Aim of the task: Find how many lines of the listing include the string "irrigation", and report only that figure.

Material:
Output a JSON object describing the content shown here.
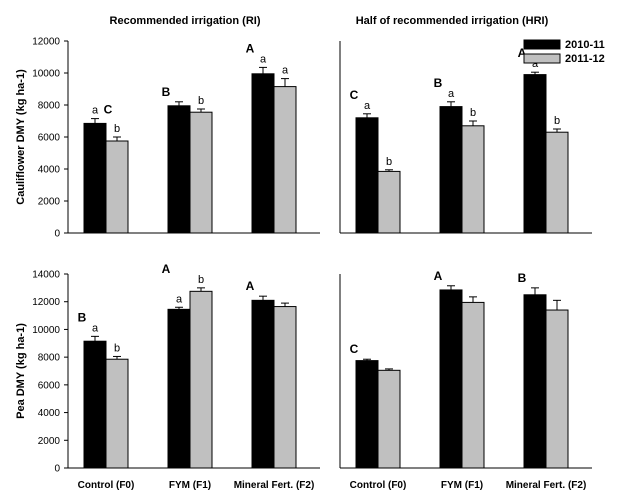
{
  "figure": {
    "legend": [
      {
        "name": "2010-11",
        "color": "#000000"
      },
      {
        "name": "2011-12",
        "color": "#c0c0c0"
      }
    ],
    "categories": [
      "Control (F0)",
      "FYM (F1)",
      "Mineral Fert. (F2)"
    ]
  },
  "chart_data": [
    {
      "type": "bar",
      "title": "Recommended irrigation (RI)",
      "ylabel": "Cauliflower DMY  (kg ha-1)",
      "ylim": [
        0,
        12000
      ],
      "yticks": [
        0,
        2000,
        4000,
        6000,
        8000,
        10000,
        12000
      ],
      "categories": [
        "Control (F0)",
        "FYM (F1)",
        "Mineral Fert. (F2)"
      ],
      "series": [
        {
          "name": "2010-11",
          "values": [
            6850,
            7950,
            9950
          ],
          "errors": [
            300,
            250,
            400
          ],
          "labels": [
            "a",
            "",
            "a"
          ]
        },
        {
          "name": "2011-12",
          "values": [
            5750,
            7550,
            9150
          ],
          "errors": [
            250,
            200,
            500
          ],
          "labels": [
            "b",
            "b",
            "a"
          ]
        }
      ],
      "group_labels": [
        "C",
        "B",
        "A"
      ]
    },
    {
      "type": "bar",
      "title": "Half of recommended irrigation (HRI)",
      "ylabel": "",
      "ylim": [
        0,
        12000
      ],
      "yticks": [],
      "categories": [
        "Control (F0)",
        "FYM (F1)",
        "Mineral Fert. (F2)"
      ],
      "series": [
        {
          "name": "2010-11",
          "values": [
            7200,
            7900,
            9900
          ],
          "errors": [
            250,
            300,
            150
          ],
          "labels": [
            "a",
            "a",
            "a"
          ]
        },
        {
          "name": "2011-12",
          "values": [
            3850,
            6700,
            6300
          ],
          "errors": [
            100,
            300,
            200
          ],
          "labels": [
            "b",
            "b",
            "b"
          ]
        }
      ],
      "group_labels": [
        "C",
        "B",
        "A"
      ]
    },
    {
      "type": "bar",
      "title": "",
      "ylabel": "Pea DMY  (kg ha-1)",
      "ylim": [
        0,
        14000
      ],
      "yticks": [
        0,
        2000,
        4000,
        6000,
        8000,
        10000,
        12000,
        14000
      ],
      "categories": [
        "Control (F0)",
        "FYM (F1)",
        "Mineral Fert. (F2)"
      ],
      "series": [
        {
          "name": "2010-11",
          "values": [
            9150,
            11450,
            12100
          ],
          "errors": [
            350,
            150,
            300
          ],
          "labels": [
            "a",
            "a",
            ""
          ]
        },
        {
          "name": "2011-12",
          "values": [
            7850,
            12750,
            11650
          ],
          "errors": [
            200,
            250,
            250
          ],
          "labels": [
            "b",
            "b",
            ""
          ]
        }
      ],
      "group_labels": [
        "B",
        "A",
        "A"
      ]
    },
    {
      "type": "bar",
      "title": "",
      "ylabel": "",
      "ylim": [
        0,
        14000
      ],
      "yticks": [],
      "categories": [
        "Control (F0)",
        "FYM (F1)",
        "Mineral Fert. (F2)"
      ],
      "series": [
        {
          "name": "2010-11",
          "values": [
            7750,
            12850,
            12500
          ],
          "errors": [
            100,
            300,
            500
          ],
          "labels": [
            "",
            "",
            ""
          ]
        },
        {
          "name": "2011-12",
          "values": [
            7050,
            11950,
            11400
          ],
          "errors": [
            100,
            400,
            700
          ],
          "labels": [
            "",
            "",
            ""
          ]
        }
      ],
      "group_labels": [
        "C",
        "A",
        "B"
      ]
    }
  ]
}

Task output: 2